### STATED GOAL
Read the records below and copy each line that contains "legend".

..............................

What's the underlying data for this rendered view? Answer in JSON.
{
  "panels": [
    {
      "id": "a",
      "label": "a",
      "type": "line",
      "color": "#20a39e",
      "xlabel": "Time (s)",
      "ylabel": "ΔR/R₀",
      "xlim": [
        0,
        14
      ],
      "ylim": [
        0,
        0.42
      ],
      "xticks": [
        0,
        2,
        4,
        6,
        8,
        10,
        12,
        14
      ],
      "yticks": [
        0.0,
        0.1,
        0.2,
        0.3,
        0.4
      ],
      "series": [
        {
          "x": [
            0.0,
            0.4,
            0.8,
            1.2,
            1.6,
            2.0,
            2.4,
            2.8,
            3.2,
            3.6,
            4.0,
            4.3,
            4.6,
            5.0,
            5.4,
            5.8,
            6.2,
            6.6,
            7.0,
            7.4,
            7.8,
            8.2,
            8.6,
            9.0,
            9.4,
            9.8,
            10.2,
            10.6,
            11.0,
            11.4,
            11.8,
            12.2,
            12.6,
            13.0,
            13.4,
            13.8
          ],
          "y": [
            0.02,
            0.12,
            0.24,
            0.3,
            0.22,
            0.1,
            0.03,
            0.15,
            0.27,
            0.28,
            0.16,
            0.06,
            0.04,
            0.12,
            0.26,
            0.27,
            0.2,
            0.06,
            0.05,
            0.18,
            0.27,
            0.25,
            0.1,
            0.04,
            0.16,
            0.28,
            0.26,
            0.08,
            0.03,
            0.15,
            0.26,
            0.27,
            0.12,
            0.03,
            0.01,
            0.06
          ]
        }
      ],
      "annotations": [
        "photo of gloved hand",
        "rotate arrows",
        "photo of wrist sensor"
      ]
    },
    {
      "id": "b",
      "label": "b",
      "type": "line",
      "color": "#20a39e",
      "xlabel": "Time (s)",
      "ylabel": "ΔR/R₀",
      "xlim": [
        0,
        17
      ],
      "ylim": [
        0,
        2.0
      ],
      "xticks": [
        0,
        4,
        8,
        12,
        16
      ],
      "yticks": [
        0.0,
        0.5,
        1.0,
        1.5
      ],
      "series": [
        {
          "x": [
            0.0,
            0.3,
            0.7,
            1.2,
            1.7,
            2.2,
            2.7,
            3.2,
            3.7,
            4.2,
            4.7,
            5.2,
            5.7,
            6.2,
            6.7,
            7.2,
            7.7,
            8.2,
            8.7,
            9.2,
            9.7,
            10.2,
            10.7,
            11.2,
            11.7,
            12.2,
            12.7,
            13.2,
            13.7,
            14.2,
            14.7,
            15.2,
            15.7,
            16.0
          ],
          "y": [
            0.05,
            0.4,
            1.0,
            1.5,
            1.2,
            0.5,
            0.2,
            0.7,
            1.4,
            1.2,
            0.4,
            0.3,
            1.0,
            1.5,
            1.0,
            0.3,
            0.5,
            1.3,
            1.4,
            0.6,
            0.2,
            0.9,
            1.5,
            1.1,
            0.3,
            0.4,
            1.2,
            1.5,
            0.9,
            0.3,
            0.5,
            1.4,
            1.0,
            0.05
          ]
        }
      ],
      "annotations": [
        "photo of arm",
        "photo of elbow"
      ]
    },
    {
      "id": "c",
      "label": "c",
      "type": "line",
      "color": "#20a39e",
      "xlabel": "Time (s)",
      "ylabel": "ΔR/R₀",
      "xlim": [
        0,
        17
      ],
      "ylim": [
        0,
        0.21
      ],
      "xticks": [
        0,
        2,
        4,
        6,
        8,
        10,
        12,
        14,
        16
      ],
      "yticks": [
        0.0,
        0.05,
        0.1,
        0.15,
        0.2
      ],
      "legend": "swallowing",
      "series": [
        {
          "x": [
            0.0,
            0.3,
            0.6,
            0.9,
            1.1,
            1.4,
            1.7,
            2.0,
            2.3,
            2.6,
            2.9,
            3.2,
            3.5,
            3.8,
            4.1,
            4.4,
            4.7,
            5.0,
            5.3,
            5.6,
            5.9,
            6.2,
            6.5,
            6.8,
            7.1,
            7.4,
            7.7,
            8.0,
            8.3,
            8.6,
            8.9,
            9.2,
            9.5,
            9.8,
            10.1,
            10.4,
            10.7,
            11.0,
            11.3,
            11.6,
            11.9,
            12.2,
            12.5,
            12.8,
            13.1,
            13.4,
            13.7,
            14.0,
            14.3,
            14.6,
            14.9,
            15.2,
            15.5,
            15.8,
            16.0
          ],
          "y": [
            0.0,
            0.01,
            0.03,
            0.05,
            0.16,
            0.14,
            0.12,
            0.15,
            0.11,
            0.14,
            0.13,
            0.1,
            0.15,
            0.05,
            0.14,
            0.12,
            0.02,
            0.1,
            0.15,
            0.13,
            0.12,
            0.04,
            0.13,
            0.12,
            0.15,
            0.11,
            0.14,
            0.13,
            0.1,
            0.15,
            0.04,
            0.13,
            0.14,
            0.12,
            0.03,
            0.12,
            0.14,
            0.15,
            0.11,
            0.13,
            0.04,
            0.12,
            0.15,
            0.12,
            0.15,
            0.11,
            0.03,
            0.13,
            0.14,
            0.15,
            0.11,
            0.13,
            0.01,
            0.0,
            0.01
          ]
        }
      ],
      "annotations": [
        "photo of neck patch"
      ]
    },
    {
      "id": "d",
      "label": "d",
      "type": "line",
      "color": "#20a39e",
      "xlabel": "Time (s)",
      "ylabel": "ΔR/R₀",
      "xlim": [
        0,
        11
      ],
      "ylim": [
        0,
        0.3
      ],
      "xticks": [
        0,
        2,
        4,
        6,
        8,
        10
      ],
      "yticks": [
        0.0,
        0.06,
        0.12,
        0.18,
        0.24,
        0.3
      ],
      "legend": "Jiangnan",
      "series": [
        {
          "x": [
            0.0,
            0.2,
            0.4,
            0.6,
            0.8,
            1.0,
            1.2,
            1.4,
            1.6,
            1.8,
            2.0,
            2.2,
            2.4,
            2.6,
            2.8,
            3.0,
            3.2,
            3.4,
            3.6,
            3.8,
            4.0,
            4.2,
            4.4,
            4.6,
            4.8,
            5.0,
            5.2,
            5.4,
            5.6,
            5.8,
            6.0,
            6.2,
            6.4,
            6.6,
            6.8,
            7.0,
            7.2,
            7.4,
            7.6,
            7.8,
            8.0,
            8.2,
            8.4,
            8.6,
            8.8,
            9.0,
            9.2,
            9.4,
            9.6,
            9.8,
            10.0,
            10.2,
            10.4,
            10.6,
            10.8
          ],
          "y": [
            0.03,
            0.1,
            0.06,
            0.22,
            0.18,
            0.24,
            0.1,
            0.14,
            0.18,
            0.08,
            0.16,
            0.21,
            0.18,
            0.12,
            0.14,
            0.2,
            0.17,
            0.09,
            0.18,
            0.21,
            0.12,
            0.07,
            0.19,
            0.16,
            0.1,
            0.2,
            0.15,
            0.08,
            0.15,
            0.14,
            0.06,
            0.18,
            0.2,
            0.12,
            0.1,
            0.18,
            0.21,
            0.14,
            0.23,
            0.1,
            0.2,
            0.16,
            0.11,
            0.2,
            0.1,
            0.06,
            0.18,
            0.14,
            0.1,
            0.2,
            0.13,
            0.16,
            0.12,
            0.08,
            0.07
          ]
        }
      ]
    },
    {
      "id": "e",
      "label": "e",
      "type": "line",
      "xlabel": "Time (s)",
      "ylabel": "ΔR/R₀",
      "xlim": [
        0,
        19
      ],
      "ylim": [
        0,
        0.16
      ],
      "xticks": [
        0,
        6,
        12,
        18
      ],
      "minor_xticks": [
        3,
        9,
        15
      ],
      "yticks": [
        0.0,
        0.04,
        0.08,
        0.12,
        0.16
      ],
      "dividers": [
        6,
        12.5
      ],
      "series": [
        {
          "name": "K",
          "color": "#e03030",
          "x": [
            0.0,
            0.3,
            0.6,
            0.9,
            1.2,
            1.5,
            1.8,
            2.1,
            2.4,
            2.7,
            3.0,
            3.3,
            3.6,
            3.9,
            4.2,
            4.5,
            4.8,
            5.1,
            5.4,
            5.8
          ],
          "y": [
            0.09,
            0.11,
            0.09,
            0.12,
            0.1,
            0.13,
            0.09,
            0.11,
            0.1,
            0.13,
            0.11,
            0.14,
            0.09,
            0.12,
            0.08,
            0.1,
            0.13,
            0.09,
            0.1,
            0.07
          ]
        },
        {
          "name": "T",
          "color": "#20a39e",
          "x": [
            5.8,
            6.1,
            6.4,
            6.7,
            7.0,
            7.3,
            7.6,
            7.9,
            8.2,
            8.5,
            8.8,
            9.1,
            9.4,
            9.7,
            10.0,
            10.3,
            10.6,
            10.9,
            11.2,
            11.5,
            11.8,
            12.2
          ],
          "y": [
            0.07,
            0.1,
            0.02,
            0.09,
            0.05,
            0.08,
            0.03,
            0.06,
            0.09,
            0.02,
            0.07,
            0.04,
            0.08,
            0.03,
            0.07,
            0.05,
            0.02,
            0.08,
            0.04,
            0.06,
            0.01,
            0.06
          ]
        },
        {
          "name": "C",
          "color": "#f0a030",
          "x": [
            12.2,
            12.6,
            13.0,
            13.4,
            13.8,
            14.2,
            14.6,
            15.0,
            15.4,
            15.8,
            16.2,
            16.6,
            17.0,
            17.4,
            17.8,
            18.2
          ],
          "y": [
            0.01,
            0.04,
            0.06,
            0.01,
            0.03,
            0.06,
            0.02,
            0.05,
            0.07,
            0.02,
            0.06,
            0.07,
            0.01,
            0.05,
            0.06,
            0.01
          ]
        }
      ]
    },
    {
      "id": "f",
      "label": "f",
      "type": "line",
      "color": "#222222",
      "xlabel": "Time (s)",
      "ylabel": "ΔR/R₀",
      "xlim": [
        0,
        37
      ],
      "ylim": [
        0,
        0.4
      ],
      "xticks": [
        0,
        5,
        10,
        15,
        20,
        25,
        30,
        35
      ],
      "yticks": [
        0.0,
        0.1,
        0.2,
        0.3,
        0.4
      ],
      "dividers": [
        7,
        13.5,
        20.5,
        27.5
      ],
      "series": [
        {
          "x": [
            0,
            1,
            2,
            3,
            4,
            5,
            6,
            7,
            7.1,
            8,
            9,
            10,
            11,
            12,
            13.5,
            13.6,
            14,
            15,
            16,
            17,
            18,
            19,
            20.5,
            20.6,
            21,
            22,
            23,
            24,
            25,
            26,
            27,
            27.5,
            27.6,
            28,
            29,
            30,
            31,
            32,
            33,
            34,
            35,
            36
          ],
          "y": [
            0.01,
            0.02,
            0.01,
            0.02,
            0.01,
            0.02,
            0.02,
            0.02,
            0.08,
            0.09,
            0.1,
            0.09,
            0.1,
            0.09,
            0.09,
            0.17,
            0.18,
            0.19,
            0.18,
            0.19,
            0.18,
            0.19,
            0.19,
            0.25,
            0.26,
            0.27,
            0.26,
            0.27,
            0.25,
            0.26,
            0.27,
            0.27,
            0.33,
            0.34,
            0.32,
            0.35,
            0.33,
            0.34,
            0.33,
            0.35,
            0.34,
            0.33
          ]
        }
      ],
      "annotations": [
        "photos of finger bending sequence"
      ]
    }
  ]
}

..............................

### ANSWER TO THIS TASK
      "legend": "swallowing",
      "legend": "Jiangnan",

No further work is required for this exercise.